Instructions to follow:
Type out the complete listing below word for word, without its pictures.

— begin Given data —

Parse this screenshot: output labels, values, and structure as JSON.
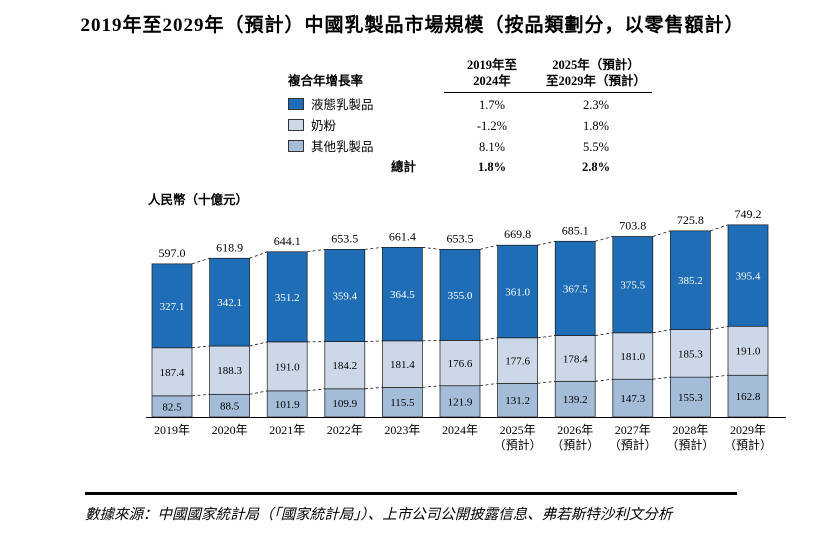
{
  "title": "2019年至2029年（預計）中國乳製品市場規模（按品類劃分，以零售額計）",
  "cagr_table": {
    "title": "複合年增長率",
    "columns": [
      "2019年至\n2024年",
      "2025年（預計）\n至2029年（預計）"
    ],
    "rows": [
      {
        "label": "液態乳製品",
        "cagr_2019_2024": "1.7%",
        "cagr_2025_2029": "2.3%"
      },
      {
        "label": "奶粉",
        "cagr_2019_2024": "-1.2%",
        "cagr_2025_2029": "1.8%"
      },
      {
        "label": "其他乳製品",
        "cagr_2019_2024": "8.1%",
        "cagr_2025_2029": "5.5%"
      }
    ],
    "total_row": {
      "label": "總計",
      "cagr_2019_2024": "1.8%",
      "cagr_2025_2029": "2.8%"
    }
  },
  "y_axis_label": "人民幣（十億元）",
  "chart_data": {
    "type": "bar",
    "stacked": true,
    "stack_note": "first series renders as the top segment of each bar",
    "title": "2019年至2029年（預計）中國乳製品市場規模（按品類劃分，以零售額計）",
    "ylabel": "人民幣（十億元）",
    "ylim": [
      0,
      800
    ],
    "grid": false,
    "legend_position": "top",
    "categories": [
      "2019年",
      "2020年",
      "2021年",
      "2022年",
      "2023年",
      "2024年",
      "2025年\n（預計）",
      "2026年\n（預計）",
      "2027年\n（預計）",
      "2028年\n（預計）",
      "2029年\n（預計）"
    ],
    "series": [
      {
        "name": "液態乳製品",
        "color": "#1f6db6",
        "label_color": "#ffffff",
        "values": [
          327.1,
          342.1,
          351.2,
          359.4,
          364.5,
          355.0,
          361.0,
          367.5,
          375.5,
          385.2,
          395.4
        ]
      },
      {
        "name": "奶粉",
        "color": "#ccd8e8",
        "label_color": "#000000",
        "values": [
          187.4,
          188.3,
          191.0,
          184.2,
          181.4,
          176.6,
          177.6,
          178.4,
          181.0,
          185.3,
          191.0
        ]
      },
      {
        "name": "其他乳製品",
        "color": "#a4bcd8",
        "label_color": "#000000",
        "values": [
          82.5,
          88.5,
          101.9,
          109.9,
          115.5,
          121.9,
          131.2,
          139.2,
          147.3,
          155.3,
          162.8
        ]
      }
    ],
    "totals": [
      597.0,
      618.9,
      644.1,
      653.5,
      661.4,
      653.5,
      669.8,
      685.1,
      703.8,
      725.8,
      749.2
    ]
  },
  "source_note": "數據來源：中國國家統計局（「國家統計局」）、上市公司公開披露信息、弗若斯特沙利文分析"
}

— end Given data —

Task output:
Parse this screenshot: output labels, values, and structure as JSON.
{
  "title": "2019年至2029年（預計）中國乳製品市場規模（按品類劃分，以零售額計）",
  "cagr_table": {
    "title": "複合年增長率",
    "columns": [
      "2019年至\n2024年",
      "2025年（預計）\n至2029年（預計）"
    ],
    "rows": [
      {
        "label": "液態乳製品",
        "cagr_2019_2024": "1.7%",
        "cagr_2025_2029": "2.3%"
      },
      {
        "label": "奶粉",
        "cagr_2019_2024": "-1.2%",
        "cagr_2025_2029": "1.8%"
      },
      {
        "label": "其他乳製品",
        "cagr_2019_2024": "8.1%",
        "cagr_2025_2029": "5.5%"
      }
    ],
    "total_row": {
      "label": "總計",
      "cagr_2019_2024": "1.8%",
      "cagr_2025_2029": "2.8%"
    }
  },
  "y_axis_label": "人民幣（十億元）",
  "chart_data": {
    "type": "bar",
    "stacked": true,
    "stack_note": "first series renders as the top segment of each bar",
    "title": "2019年至2029年（預計）中國乳製品市場規模（按品類劃分，以零售額計）",
    "ylabel": "人民幣（十億元）",
    "ylim": [
      0,
      800
    ],
    "grid": false,
    "legend_position": "top",
    "categories": [
      "2019年",
      "2020年",
      "2021年",
      "2022年",
      "2023年",
      "2024年",
      "2025年\n（預計）",
      "2026年\n（預計）",
      "2027年\n（預計）",
      "2028年\n（預計）",
      "2029年\n（預計）"
    ],
    "series": [
      {
        "name": "液態乳製品",
        "color": "#1f6db6",
        "label_color": "#ffffff",
        "values": [
          327.1,
          342.1,
          351.2,
          359.4,
          364.5,
          355.0,
          361.0,
          367.5,
          375.5,
          385.2,
          395.4
        ]
      },
      {
        "name": "奶粉",
        "color": "#ccd8e8",
        "label_color": "#000000",
        "values": [
          187.4,
          188.3,
          191.0,
          184.2,
          181.4,
          176.6,
          177.6,
          178.4,
          181.0,
          185.3,
          191.0
        ]
      },
      {
        "name": "其他乳製品",
        "color": "#a4bcd8",
        "label_color": "#000000",
        "values": [
          82.5,
          88.5,
          101.9,
          109.9,
          115.5,
          121.9,
          131.2,
          139.2,
          147.3,
          155.3,
          162.8
        ]
      }
    ],
    "totals": [
      597.0,
      618.9,
      644.1,
      653.5,
      661.4,
      653.5,
      669.8,
      685.1,
      703.8,
      725.8,
      749.2
    ]
  },
  "source_note": "數據來源：中國國家統計局（「國家統計局」）、上市公司公開披露信息、弗若斯特沙利文分析"
}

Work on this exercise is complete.